## BEGIN Dataset content
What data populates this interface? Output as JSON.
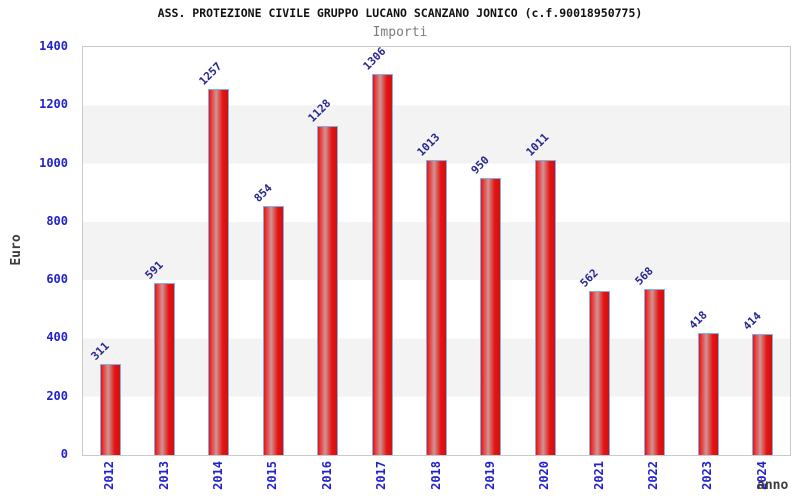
{
  "header": {
    "title": "ASS. PROTEZIONE CIVILE GRUPPO LUCANO SCANZANO JONICO (c.f.90018950775)",
    "subtitle": "Importi"
  },
  "chart_data": {
    "type": "bar",
    "title": "ASS. PROTEZIONE CIVILE GRUPPO LUCANO SCANZANO JONICO (c.f.90018950775)",
    "subtitle": "Importi",
    "xlabel": "anno",
    "ylabel": "Euro",
    "categories": [
      "2012",
      "2013",
      "2014",
      "2015",
      "2016",
      "2017",
      "2018",
      "2019",
      "2020",
      "2021",
      "2022",
      "2023",
      "2024"
    ],
    "values": [
      311,
      591,
      1257,
      854,
      1128,
      1306,
      1013,
      950,
      1011,
      562,
      568,
      418,
      414
    ],
    "ylim": [
      0,
      1400
    ],
    "yticks": [
      0,
      200,
      400,
      600,
      800,
      1000,
      1200,
      1400
    ],
    "grid": "alternating-horizontal-bands",
    "legend_position": "none",
    "bar_labels_rotation_deg": -45,
    "xtick_rotation_deg": -90
  },
  "colors": {
    "bar_red": "#e51414",
    "bar_red_dark": "#d40e0e",
    "bar_highlight": "#cf9494",
    "bar_border": "#7fb0e6",
    "tick_blue": "#2222cc",
    "value_blue": "#26268e",
    "band_gray": "#f3f3f3",
    "frame_gray": "#c9c9c9",
    "title_black": "#111111",
    "subtitle_gray": "#7d7d7d",
    "axis_label_gray": "#3c3c3c",
    "background": "#ffffff"
  }
}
## END Dataset content
Task to complete:
Copy out the data above exactly, except the pictures.

Solved exercise:
What data populates this interface? Output as JSON.
{
  "header": {
    "title": "ASS. PROTEZIONE CIVILE GRUPPO LUCANO SCANZANO JONICO (c.f.90018950775)",
    "subtitle": "Importi"
  },
  "chart_data": {
    "type": "bar",
    "title": "ASS. PROTEZIONE CIVILE GRUPPO LUCANO SCANZANO JONICO (c.f.90018950775)",
    "subtitle": "Importi",
    "xlabel": "anno",
    "ylabel": "Euro",
    "categories": [
      "2012",
      "2013",
      "2014",
      "2015",
      "2016",
      "2017",
      "2018",
      "2019",
      "2020",
      "2021",
      "2022",
      "2023",
      "2024"
    ],
    "values": [
      311,
      591,
      1257,
      854,
      1128,
      1306,
      1013,
      950,
      1011,
      562,
      568,
      418,
      414
    ],
    "ylim": [
      0,
      1400
    ],
    "yticks": [
      0,
      200,
      400,
      600,
      800,
      1000,
      1200,
      1400
    ],
    "grid": "alternating-horizontal-bands",
    "legend_position": "none",
    "bar_labels_rotation_deg": -45,
    "xtick_rotation_deg": -90
  },
  "colors": {
    "bar_red": "#e51414",
    "bar_red_dark": "#d40e0e",
    "bar_highlight": "#cf9494",
    "bar_border": "#7fb0e6",
    "tick_blue": "#2222cc",
    "value_blue": "#26268e",
    "band_gray": "#f3f3f3",
    "frame_gray": "#c9c9c9",
    "title_black": "#111111",
    "subtitle_gray": "#7d7d7d",
    "axis_label_gray": "#3c3c3c",
    "background": "#ffffff"
  }
}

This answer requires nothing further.